---------- Stored records ----------
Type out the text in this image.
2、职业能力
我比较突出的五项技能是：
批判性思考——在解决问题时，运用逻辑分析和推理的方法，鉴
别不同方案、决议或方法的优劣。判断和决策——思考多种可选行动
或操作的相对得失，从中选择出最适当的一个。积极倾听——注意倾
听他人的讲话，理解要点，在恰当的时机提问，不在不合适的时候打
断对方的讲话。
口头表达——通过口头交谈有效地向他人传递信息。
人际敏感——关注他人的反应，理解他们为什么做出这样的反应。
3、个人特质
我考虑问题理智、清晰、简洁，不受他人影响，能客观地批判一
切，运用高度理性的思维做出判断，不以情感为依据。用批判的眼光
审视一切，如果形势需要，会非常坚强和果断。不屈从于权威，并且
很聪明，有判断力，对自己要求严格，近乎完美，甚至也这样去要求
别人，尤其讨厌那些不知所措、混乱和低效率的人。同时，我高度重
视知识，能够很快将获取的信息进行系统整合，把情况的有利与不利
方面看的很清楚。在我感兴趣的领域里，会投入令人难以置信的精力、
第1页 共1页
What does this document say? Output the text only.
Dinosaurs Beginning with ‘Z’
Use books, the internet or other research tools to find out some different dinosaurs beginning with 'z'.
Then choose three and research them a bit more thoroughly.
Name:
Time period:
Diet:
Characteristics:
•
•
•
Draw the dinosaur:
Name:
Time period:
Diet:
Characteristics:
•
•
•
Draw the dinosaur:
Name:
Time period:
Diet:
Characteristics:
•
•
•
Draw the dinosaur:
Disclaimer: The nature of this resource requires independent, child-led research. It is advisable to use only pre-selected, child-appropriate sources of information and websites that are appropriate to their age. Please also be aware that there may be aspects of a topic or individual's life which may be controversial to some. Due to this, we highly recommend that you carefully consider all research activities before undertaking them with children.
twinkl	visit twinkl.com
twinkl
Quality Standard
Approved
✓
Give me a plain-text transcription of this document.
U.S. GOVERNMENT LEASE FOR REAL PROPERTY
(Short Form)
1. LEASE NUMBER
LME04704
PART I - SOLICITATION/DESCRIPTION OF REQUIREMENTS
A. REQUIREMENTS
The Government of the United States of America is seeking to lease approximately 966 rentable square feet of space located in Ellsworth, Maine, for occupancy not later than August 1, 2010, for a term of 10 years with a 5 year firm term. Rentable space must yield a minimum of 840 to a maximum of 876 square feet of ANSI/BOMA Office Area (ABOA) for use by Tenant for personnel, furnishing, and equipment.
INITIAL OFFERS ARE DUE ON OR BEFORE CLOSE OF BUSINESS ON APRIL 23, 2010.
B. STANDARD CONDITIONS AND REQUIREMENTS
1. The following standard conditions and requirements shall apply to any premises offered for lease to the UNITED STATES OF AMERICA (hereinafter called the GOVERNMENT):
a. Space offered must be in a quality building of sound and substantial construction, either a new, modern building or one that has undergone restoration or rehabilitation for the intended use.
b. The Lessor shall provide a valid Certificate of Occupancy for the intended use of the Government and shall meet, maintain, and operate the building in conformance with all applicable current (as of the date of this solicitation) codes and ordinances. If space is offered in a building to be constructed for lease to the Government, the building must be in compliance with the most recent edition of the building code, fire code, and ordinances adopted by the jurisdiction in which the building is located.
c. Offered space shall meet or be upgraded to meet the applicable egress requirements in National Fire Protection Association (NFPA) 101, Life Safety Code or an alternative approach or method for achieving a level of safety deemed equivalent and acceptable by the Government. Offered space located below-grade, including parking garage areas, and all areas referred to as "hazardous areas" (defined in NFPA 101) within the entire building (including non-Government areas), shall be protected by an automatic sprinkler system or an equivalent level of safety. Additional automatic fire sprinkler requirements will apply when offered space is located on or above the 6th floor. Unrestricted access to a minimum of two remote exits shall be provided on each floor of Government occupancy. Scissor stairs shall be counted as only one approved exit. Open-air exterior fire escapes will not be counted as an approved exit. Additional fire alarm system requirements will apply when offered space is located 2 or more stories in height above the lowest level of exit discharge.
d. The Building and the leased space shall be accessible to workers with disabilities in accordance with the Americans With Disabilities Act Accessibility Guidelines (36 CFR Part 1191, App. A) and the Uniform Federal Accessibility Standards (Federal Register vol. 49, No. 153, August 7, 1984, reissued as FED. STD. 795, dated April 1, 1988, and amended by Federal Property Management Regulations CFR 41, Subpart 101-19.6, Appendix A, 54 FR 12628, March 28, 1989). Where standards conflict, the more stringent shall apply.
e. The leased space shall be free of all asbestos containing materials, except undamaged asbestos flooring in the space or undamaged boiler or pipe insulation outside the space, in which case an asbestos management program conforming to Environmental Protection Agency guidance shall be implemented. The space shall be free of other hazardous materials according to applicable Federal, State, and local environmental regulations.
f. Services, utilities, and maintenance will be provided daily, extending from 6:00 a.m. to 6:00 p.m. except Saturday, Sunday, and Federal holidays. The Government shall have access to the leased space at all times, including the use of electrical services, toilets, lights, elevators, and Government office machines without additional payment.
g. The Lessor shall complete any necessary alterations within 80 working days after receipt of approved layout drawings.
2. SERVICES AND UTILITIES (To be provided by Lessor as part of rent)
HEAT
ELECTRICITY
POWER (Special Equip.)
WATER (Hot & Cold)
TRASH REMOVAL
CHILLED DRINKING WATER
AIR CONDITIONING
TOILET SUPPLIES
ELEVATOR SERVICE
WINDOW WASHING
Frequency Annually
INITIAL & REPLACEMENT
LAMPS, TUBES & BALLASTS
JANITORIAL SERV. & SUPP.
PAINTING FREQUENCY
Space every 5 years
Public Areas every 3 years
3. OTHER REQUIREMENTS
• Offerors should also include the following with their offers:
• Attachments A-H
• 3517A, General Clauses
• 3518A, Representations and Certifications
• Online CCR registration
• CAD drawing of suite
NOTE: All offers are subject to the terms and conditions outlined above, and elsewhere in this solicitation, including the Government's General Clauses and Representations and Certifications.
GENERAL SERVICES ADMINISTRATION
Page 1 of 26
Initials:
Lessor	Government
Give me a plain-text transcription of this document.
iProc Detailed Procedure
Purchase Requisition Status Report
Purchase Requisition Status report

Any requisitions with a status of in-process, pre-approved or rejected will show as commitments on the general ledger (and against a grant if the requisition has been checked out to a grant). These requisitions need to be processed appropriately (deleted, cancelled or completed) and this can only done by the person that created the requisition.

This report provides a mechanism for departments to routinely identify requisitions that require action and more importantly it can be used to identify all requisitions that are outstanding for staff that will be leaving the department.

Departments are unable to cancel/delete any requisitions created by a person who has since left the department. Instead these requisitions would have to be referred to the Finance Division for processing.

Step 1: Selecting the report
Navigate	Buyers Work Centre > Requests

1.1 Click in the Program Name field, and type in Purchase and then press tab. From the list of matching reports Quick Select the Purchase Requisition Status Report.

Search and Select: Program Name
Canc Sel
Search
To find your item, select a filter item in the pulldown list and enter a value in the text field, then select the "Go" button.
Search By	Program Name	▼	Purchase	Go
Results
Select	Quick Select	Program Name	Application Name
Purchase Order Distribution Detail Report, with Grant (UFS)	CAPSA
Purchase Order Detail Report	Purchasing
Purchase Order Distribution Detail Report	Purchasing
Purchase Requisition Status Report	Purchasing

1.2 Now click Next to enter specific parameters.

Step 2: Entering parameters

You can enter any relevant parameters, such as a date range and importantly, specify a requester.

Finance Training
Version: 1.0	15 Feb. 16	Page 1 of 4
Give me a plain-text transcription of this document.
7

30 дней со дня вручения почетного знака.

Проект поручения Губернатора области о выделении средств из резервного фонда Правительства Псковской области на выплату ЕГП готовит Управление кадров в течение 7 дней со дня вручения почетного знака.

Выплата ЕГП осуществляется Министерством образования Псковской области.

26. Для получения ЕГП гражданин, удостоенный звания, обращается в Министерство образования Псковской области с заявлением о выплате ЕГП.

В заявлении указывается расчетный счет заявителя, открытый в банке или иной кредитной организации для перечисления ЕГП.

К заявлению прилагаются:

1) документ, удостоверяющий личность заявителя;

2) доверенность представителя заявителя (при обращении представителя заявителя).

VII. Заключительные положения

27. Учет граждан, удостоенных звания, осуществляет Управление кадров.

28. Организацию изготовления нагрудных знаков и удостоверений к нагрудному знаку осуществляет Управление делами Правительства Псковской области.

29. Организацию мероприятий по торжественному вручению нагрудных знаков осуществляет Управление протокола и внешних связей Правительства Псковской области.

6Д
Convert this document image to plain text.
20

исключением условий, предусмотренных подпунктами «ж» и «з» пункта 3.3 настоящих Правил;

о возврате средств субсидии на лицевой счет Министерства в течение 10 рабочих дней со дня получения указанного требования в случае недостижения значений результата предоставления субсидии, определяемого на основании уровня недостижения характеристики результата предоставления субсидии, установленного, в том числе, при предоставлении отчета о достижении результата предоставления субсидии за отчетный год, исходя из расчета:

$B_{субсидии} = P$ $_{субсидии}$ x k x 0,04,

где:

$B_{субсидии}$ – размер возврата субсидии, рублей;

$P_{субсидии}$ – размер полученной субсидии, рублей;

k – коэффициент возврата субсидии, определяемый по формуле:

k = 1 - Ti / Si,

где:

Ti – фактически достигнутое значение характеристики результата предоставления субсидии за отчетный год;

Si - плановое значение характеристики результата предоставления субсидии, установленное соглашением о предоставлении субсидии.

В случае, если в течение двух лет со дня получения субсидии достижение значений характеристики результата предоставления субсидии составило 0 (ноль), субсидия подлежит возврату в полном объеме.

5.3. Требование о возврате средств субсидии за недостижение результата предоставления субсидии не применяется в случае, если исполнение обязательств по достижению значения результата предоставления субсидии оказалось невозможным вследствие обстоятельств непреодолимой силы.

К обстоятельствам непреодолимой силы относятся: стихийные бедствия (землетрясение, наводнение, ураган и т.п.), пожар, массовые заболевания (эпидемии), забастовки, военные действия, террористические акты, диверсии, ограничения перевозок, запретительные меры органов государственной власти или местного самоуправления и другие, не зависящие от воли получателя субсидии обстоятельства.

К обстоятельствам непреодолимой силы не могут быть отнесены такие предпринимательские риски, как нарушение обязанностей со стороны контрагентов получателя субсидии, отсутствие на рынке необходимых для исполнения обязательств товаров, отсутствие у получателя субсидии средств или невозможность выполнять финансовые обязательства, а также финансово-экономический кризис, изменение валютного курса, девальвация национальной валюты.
----------
» Objective: Search the lines for the string "list" and copy every line that has it.

» Task result:
1.1 Click in the Program Name field, and type in Purchase and then press tab. From the list of matching reports Quick Select the Purchase Requisition Status Report.
To find your item, select a filter item in the pulldown list and enter a value in the text field, then select the "Go" button.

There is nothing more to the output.